TEXT SEGMENT:
BEGIN

ValhallaDSP ValhallaDelay by Diogo C
The scope: At this point Valhalla DSP’s approach to plug-ins is widely known - plugins that are simple on the surface but offer plenty of flexibility through different “modes” of a given effect, flat 2D interfaces which takes cues from NASA design manuals, a preset system that facilitates sharing and last but not least, the friendly ($50 USD) price tag, which certainly helps with to make them even more appealing. It’s a formula that seems to be winning, confirmed by the many threads ushered by these plug-ins and by the countless posts and reviews that overwhelmingly recommend them. Valhalla’s forte so far has been reverb, and although they have done a few time-based effects in the past (such as FreqEcho and UberMod) it’s their space-creators that have captured the audience’s attention, offering quality algorithms that are affordable enough for the masses to enjoy, with Vintage Verb and Room becoming widely appreciated. Sean Costello, the man behind these plug-ins, now flexes his muscles towards an effect which alongside reverb is quintessential to modern music production - I’m talking about delay. So now we are presented with Valhalla Delay, a plug-in that presents the brand’s take on the subject.

END

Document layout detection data
BEGIN

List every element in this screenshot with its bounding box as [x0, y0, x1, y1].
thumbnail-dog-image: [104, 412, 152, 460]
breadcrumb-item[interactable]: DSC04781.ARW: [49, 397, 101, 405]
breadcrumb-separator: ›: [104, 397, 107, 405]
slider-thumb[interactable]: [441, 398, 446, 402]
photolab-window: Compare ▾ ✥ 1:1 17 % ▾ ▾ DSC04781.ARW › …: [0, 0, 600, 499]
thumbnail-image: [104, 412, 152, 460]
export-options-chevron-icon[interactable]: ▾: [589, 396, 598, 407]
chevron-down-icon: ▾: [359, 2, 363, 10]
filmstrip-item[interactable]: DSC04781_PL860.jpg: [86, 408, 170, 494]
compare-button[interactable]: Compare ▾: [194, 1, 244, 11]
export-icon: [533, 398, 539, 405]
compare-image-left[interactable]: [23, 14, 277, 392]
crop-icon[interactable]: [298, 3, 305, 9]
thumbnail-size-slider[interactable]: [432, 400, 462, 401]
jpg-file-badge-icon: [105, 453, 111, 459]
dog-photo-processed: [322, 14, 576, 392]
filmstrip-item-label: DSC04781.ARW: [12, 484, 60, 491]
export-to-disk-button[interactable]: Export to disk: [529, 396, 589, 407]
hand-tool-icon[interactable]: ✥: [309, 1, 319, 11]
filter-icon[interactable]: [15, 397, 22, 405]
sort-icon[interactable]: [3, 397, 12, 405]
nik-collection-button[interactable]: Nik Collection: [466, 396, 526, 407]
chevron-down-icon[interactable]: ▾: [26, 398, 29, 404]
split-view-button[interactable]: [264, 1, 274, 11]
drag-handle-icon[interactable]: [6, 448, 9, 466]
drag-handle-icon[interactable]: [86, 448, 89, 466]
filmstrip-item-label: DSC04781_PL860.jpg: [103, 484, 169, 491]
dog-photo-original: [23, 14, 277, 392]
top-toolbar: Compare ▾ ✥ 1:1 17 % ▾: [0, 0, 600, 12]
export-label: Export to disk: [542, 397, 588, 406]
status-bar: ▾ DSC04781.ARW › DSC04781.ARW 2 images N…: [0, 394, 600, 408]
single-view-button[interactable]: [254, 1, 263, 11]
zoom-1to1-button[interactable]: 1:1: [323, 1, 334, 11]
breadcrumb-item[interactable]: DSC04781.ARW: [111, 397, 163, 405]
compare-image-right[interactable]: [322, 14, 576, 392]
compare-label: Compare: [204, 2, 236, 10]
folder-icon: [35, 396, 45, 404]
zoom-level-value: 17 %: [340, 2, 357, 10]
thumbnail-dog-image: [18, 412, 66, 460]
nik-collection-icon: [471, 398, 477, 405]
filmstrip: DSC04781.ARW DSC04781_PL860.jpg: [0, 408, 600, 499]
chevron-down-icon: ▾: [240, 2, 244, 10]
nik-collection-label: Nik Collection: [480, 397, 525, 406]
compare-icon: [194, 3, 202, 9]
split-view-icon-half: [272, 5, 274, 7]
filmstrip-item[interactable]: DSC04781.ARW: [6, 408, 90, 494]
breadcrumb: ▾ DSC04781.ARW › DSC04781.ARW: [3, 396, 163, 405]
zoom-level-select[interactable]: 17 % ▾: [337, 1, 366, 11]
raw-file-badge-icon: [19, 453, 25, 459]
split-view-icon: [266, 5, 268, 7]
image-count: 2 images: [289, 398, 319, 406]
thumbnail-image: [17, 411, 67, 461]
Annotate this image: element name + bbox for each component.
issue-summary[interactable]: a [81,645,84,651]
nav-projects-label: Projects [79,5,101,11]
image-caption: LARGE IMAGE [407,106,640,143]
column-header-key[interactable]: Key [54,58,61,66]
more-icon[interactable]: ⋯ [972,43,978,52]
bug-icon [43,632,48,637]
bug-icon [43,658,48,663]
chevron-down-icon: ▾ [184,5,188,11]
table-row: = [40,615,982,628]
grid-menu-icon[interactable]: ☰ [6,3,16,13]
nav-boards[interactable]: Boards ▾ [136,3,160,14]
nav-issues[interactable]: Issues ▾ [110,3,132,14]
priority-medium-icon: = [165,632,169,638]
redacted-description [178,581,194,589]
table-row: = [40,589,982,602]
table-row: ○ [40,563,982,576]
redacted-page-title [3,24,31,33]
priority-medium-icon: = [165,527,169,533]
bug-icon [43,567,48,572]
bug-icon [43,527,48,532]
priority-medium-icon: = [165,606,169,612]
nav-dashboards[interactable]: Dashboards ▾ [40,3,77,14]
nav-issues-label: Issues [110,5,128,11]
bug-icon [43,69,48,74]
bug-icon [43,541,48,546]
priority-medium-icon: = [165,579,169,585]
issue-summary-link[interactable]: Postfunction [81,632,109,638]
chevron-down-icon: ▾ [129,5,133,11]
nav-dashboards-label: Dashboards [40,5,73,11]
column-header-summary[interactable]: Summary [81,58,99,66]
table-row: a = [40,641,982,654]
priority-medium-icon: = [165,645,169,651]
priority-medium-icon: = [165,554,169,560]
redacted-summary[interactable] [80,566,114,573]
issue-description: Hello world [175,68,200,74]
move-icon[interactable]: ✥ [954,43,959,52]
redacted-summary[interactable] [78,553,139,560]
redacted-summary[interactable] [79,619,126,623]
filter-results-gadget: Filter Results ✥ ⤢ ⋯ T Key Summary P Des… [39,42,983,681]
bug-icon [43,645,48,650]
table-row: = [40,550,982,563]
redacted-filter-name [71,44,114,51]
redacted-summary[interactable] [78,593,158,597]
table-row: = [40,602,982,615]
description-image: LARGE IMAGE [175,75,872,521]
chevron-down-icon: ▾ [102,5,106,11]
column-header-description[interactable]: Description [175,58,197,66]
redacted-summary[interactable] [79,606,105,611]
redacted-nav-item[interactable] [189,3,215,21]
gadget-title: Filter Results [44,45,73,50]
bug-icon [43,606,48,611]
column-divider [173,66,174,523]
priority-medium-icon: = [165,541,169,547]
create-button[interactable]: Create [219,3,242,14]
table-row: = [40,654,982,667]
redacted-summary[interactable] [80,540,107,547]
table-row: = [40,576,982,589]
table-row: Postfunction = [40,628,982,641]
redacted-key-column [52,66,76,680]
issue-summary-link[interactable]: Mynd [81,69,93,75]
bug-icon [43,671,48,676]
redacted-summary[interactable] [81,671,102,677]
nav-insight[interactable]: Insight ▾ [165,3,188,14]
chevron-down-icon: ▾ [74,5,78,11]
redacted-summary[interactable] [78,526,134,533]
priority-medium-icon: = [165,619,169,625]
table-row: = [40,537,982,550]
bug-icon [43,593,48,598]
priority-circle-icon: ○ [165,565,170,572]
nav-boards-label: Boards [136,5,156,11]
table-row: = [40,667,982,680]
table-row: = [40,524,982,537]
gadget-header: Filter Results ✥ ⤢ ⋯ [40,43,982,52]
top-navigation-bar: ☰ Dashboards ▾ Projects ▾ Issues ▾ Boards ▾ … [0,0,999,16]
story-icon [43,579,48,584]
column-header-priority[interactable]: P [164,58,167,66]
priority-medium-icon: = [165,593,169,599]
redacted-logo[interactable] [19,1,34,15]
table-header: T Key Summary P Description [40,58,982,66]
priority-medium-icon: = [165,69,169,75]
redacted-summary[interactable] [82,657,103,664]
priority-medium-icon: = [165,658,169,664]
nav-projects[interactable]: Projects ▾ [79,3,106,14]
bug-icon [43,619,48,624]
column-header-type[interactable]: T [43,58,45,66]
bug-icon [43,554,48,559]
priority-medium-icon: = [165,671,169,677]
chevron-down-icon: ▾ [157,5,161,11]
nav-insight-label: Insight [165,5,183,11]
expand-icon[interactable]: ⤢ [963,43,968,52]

END

WORK ORDER 1: Condense the paragraph of the ValhallaDelay review that begins "The scope: At this point" into a bulleted list that keeps its main facts.
WORK ORDER 2: Write a continuation of the ValhallaDelay review, starting after its final sentence.
The records are separate material and are unrelated to the review above.

WRITTEN ANSWER 1:
- Valhalla DSP's widely known approach to plug-ins includes:
  - a simple surface with flexibility through different "modes" of an effect
  - flat 2D interfaces that take cues from NASA design manuals
  - a preset system that makes sharing easy
  - a friendly $50 USD price
- Many threads, posts and reviews overwhelmingly recommend these plug-ins.
- Reverb has been Valhalla's forte. It has made a few time-based effects, such as FreqEcho and UberMod, but its reverbs drew the most attention, with Vintage Verb and Room becoming widely appreciated.
- Sean Costello, who makes the plug-ins, now turns to delay, an effect as essential to modern music production as reverb.
- Valhalla Delay is the brand's take on delay.

WRITTEN ANSWER 2:
Sound quality: Simply put, this is one stupendous delay plug-in with some of the best sounding effects of the category. In fact, I shouldn’t delay as we must speak in plural here as there are many delays inside it, from vintage to cutting-edge and everything in between. BBD, Ghost, Pitch and Tape are really something, and along with the other modes makes Valhalla Delay stand out in a category that is crowded with excellent plug-ins, which by itself is a feat to be proud of. This is perhaps the most convincing challenge to Echo Boy’s lengthy reign as the go-to delay that sonically covers-it-all while still keeping some good operational simplicity. Although Echo Boy still has the upper hand when it comes to features (more on that later), Valhalla brings new elements to the table that certainly makes it worthwhile such as the Ghost and Pitch modes — the latter which gets into the Crystalizer territory if we want to keep the Soundtoys comparisons going. Nevertheless, this feels like a brand-new plug-in and certainly can sound like one if the user wants it, but it can easily cover classic delays as well.
Ease of use: As explained earlier, we know what to expect from Valhalla when it comes to their approach for GUI and usability. Flat interface with strong colors and contrasting knobs, a handful of drop-down menus for some core features such as delay mode and era and lastly there’s a simple preset browser with the user-favorite “paste” preset feature that allows for easy preset sharing. In case you get lost there are explanatory tips on the bottom when you hover the mouse over each control, which is super handy and ensures the user is always aware of what’s going on. Overall Valhalla Delay is easy to operate and most importantly it is easy to get great sounds out of it, so our excuses for bad delays are basically gone now.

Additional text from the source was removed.